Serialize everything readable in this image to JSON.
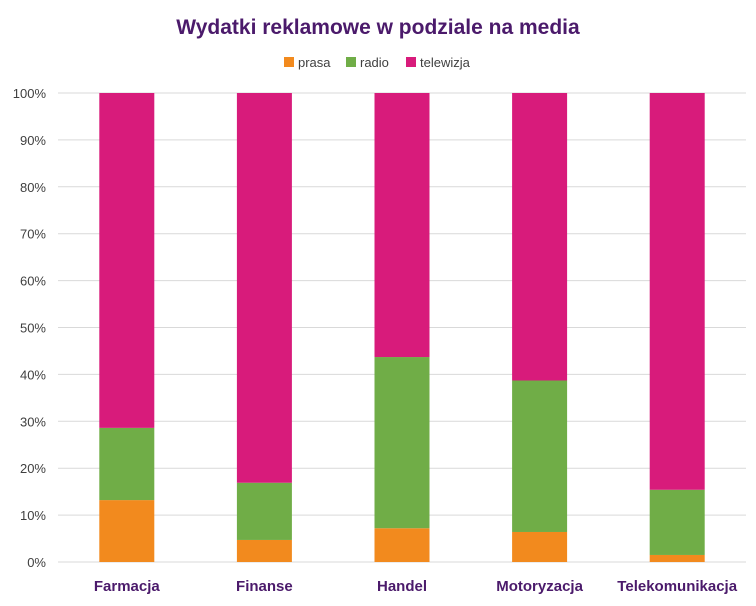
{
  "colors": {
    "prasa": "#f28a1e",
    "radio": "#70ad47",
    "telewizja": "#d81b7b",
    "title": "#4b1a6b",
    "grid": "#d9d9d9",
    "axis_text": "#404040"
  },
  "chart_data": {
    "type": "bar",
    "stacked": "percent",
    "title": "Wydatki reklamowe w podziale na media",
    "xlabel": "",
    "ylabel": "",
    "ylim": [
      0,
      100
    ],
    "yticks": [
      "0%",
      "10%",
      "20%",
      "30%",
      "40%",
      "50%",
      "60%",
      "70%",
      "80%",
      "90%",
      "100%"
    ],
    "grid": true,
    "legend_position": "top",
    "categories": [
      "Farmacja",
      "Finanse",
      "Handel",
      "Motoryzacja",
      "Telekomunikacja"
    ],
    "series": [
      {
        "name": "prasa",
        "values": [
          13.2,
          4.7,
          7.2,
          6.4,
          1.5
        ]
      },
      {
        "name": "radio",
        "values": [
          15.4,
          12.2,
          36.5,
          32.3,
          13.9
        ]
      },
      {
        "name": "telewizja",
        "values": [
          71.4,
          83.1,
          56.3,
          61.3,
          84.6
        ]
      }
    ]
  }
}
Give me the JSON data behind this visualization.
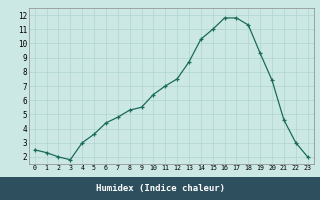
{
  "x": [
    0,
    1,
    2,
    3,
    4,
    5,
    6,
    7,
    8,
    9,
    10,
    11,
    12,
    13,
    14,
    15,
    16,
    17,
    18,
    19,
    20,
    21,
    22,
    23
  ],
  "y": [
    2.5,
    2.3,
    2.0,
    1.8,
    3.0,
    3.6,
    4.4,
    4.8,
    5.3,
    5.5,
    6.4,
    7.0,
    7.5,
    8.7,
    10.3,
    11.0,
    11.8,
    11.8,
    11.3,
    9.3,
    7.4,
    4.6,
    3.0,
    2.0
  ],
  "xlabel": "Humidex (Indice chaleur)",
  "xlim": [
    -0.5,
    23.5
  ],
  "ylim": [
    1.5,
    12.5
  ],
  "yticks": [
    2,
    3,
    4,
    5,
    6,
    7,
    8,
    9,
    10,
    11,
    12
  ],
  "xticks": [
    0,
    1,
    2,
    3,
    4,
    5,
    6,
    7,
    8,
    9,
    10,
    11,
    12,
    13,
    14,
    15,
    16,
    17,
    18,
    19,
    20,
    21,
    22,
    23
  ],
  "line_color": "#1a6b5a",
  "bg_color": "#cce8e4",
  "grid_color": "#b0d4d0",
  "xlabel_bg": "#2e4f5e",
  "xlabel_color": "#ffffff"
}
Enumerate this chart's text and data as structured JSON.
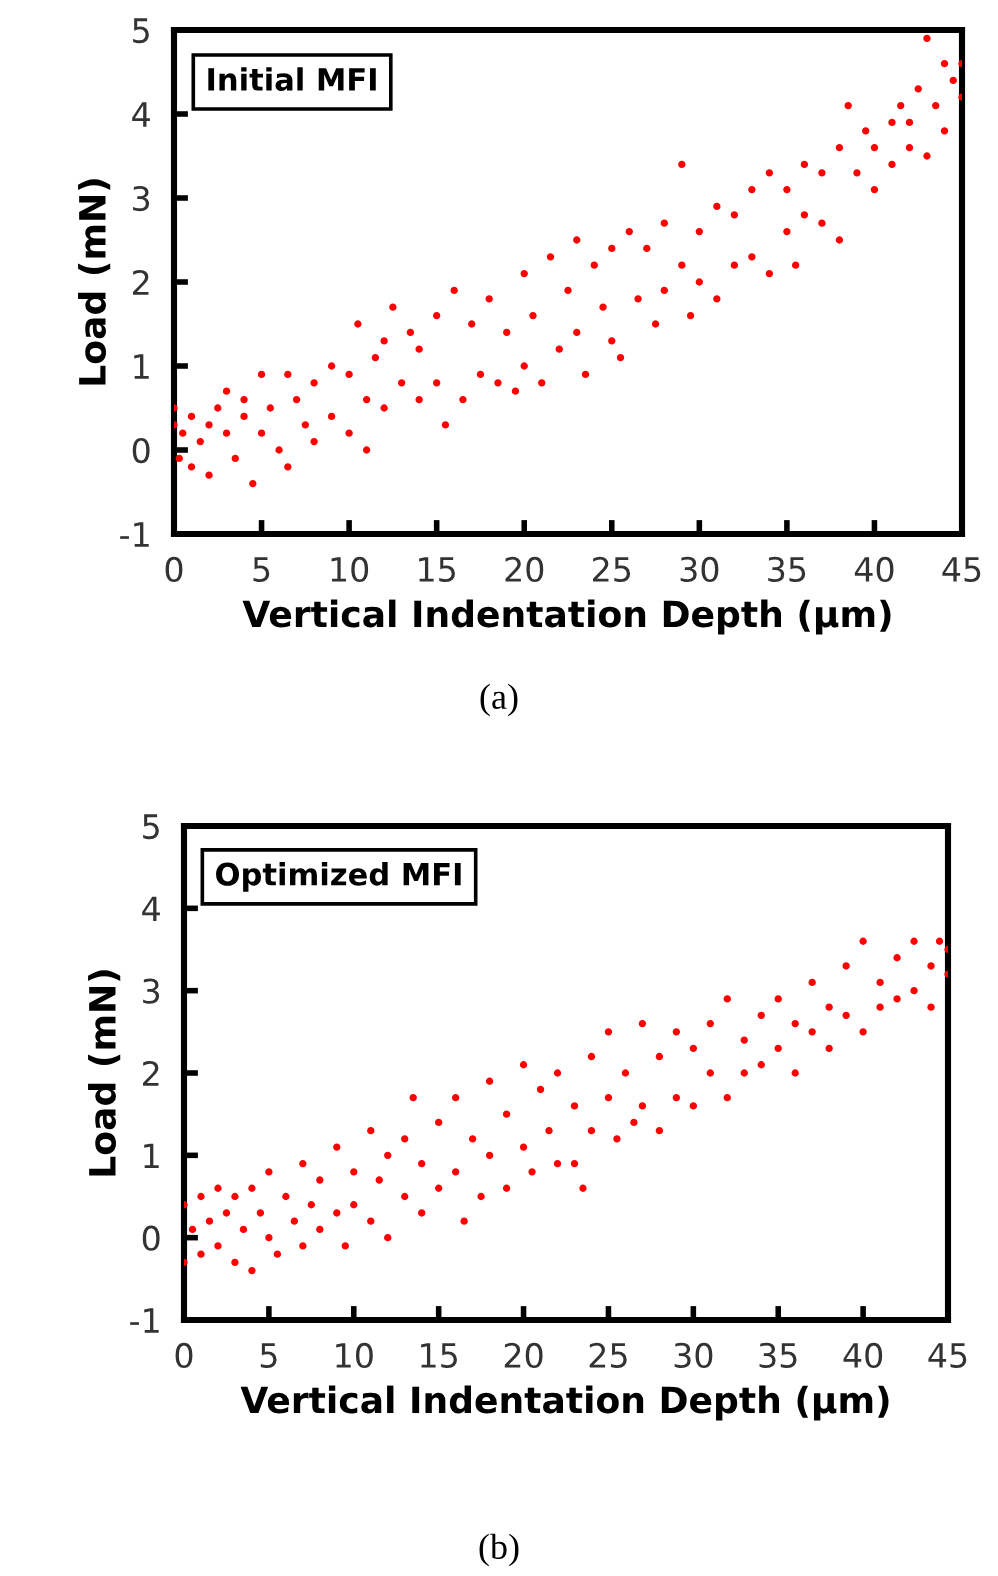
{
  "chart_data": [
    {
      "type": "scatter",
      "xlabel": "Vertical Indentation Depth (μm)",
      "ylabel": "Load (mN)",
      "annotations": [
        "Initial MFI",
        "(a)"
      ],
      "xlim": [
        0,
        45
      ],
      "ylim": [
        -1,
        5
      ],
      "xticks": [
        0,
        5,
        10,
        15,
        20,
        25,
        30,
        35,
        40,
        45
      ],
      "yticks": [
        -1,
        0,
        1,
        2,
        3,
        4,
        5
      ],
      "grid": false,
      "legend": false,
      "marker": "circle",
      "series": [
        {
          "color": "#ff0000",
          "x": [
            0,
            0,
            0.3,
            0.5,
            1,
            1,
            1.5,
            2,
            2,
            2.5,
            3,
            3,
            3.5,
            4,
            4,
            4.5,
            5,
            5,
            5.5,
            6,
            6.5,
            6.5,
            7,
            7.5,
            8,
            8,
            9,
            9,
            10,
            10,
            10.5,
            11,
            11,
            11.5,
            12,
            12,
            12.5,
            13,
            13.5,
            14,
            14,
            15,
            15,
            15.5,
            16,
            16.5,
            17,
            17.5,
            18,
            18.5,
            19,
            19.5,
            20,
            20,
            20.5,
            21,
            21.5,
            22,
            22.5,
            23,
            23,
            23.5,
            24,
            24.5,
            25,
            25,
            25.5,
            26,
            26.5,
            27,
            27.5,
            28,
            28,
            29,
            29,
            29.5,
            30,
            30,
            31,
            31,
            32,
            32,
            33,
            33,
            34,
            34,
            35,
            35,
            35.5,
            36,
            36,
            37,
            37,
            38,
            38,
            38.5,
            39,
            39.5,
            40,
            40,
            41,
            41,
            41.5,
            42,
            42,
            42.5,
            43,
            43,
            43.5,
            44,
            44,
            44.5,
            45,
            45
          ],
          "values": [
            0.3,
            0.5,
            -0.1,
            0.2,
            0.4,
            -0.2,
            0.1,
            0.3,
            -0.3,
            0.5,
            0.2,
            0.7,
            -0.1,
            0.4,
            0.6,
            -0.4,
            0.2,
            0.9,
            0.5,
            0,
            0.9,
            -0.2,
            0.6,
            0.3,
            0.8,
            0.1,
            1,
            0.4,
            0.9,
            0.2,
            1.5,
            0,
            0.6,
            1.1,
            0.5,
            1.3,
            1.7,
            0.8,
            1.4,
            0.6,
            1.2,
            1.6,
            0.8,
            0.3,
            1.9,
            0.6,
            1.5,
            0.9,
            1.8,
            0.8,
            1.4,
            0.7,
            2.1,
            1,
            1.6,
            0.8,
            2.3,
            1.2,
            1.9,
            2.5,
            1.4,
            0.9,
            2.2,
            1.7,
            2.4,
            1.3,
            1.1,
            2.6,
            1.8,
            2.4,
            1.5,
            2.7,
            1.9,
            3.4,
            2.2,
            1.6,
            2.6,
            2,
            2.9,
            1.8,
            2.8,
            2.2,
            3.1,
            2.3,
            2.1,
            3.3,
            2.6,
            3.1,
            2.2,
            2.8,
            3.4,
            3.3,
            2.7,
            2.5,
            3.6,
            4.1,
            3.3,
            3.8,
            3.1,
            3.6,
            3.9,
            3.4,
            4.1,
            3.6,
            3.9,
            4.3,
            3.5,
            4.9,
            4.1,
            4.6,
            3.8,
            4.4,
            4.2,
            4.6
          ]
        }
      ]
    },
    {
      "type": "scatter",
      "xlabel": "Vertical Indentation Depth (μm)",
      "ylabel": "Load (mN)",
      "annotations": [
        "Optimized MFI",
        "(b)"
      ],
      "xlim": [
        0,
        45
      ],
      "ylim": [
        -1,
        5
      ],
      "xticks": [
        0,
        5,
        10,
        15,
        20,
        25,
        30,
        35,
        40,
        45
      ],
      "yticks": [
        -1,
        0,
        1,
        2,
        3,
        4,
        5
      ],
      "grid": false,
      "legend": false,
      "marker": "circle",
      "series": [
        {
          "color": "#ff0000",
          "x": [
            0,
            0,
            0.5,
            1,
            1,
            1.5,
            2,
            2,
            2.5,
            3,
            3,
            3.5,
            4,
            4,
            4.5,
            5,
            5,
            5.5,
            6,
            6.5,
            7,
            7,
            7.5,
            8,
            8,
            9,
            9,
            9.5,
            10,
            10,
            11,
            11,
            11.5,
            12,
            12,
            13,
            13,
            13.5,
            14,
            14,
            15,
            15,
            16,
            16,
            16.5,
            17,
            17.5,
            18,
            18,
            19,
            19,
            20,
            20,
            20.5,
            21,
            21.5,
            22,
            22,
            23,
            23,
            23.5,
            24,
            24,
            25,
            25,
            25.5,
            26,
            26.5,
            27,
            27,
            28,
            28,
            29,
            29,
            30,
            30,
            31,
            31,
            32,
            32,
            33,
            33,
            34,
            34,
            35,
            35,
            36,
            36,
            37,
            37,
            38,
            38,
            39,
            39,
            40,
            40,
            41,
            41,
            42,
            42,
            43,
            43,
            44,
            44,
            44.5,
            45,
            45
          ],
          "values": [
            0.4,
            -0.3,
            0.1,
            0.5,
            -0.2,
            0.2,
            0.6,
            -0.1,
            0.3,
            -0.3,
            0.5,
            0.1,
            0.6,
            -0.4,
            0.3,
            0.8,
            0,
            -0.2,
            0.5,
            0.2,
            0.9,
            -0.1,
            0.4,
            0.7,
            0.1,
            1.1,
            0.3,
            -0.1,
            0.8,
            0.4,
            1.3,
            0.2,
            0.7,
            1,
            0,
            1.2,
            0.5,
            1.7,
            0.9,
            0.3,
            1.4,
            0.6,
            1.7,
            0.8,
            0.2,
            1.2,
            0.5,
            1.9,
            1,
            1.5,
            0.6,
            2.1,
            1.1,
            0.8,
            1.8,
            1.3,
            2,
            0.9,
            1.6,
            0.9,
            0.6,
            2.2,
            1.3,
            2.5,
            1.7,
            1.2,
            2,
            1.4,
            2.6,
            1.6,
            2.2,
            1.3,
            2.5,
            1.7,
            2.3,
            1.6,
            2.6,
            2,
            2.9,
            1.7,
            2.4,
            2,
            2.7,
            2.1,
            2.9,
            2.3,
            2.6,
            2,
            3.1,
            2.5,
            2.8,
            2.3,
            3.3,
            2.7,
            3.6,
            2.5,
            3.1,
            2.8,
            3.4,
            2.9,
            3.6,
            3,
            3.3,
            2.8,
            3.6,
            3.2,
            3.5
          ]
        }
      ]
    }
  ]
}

# # #

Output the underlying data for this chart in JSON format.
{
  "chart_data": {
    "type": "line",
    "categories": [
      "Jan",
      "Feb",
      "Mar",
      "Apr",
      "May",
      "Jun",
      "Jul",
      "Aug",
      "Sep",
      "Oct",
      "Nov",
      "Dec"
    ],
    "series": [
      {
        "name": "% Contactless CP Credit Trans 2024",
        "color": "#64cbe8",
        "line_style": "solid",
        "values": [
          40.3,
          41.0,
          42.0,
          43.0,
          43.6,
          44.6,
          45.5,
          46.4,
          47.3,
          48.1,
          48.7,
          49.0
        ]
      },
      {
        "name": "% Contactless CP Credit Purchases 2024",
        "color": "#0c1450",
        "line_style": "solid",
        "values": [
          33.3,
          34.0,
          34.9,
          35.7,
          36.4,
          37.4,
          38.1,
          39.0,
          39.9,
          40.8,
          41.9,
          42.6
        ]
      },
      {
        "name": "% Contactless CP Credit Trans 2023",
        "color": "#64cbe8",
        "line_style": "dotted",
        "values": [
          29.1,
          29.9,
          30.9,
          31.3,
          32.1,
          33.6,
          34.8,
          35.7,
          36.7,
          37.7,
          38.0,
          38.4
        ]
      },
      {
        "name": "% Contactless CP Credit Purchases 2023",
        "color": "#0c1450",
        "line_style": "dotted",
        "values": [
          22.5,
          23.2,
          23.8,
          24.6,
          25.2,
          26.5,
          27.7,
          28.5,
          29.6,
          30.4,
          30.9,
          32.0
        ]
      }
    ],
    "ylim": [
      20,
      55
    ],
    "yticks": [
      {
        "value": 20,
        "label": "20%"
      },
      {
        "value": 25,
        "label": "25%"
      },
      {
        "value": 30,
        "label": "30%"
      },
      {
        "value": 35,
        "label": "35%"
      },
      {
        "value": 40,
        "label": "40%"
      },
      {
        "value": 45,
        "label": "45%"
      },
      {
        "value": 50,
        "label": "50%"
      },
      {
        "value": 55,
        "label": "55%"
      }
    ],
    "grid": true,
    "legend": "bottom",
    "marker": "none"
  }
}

# # #

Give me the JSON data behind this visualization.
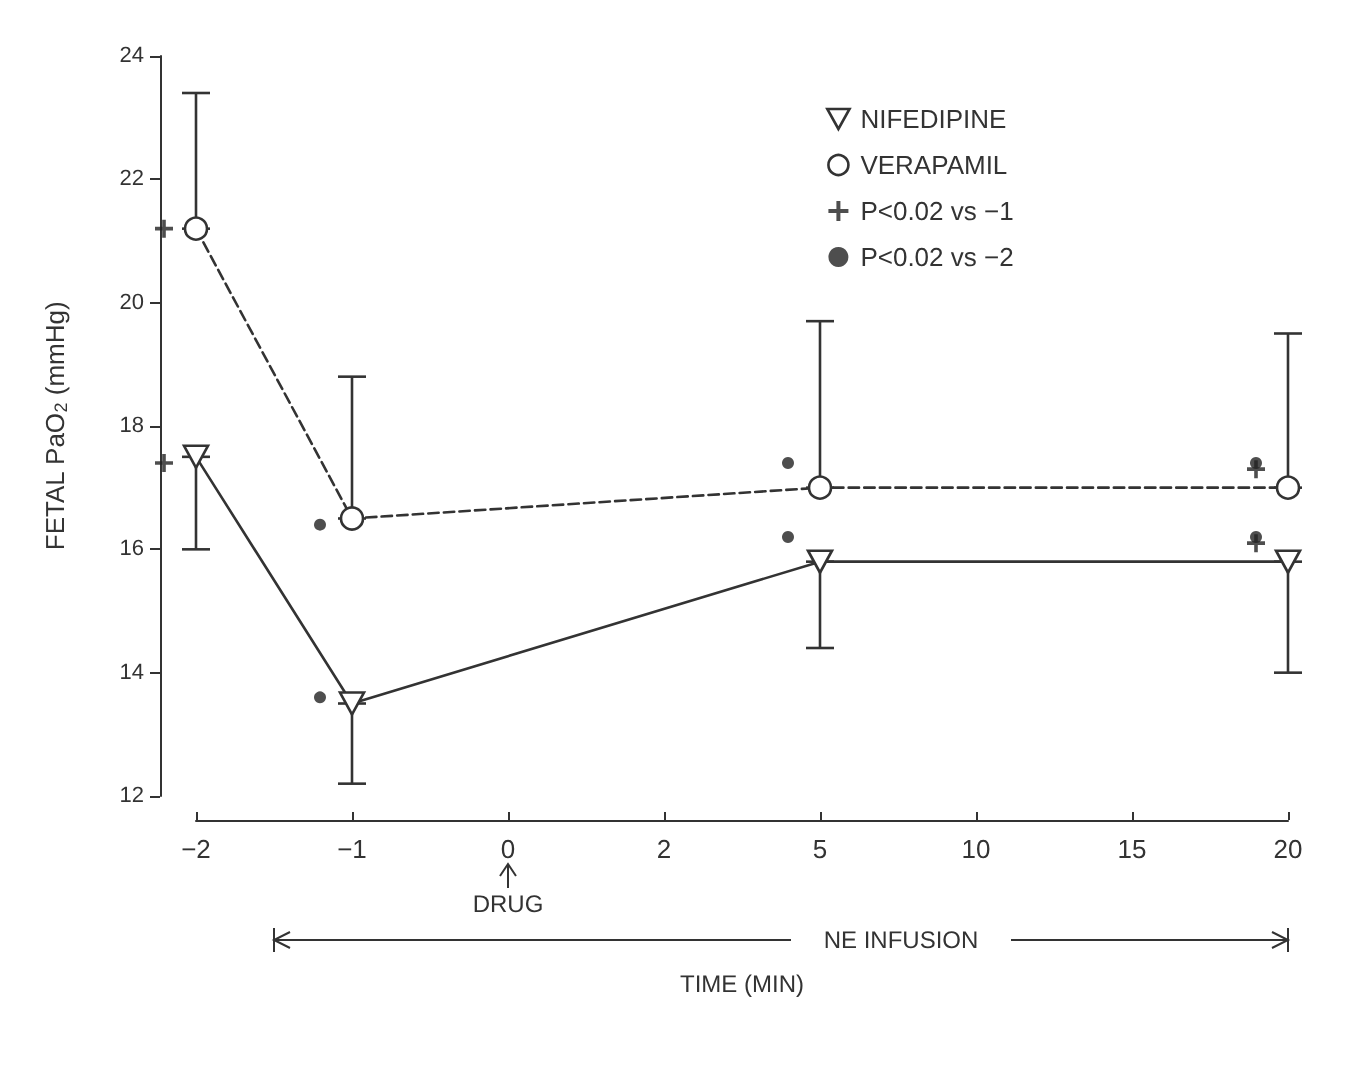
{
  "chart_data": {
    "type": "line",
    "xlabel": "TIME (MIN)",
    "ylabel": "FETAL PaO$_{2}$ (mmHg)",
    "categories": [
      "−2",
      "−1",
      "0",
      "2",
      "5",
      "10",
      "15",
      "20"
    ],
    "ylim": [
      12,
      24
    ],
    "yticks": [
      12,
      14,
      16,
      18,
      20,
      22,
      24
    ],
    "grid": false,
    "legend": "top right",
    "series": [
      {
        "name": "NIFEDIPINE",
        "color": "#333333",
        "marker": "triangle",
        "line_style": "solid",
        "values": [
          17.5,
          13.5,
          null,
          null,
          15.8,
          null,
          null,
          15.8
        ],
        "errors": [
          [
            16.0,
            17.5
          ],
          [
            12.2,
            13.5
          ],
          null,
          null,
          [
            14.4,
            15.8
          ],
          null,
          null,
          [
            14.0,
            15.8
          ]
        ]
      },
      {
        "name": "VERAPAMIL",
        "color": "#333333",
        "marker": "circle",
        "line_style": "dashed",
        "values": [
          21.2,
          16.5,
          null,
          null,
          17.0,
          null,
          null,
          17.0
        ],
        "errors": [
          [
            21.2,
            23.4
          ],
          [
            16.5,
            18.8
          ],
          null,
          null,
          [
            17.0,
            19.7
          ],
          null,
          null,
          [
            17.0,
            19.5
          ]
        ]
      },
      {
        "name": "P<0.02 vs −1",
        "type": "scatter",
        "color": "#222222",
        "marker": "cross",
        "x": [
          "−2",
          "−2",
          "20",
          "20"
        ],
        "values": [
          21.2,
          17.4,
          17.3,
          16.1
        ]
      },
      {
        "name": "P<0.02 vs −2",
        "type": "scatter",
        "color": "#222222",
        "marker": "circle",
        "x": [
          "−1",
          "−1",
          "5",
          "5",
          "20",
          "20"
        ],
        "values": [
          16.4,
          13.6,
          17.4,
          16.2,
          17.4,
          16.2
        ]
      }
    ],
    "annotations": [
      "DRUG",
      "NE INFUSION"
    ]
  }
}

# # #

Check each line of the entries for the string "Purchases". Copy the lines that have it.

        "name": "% Contactless CP Credit Purchases 2024",
        "name": "% Contactless CP Credit Purchases 2023",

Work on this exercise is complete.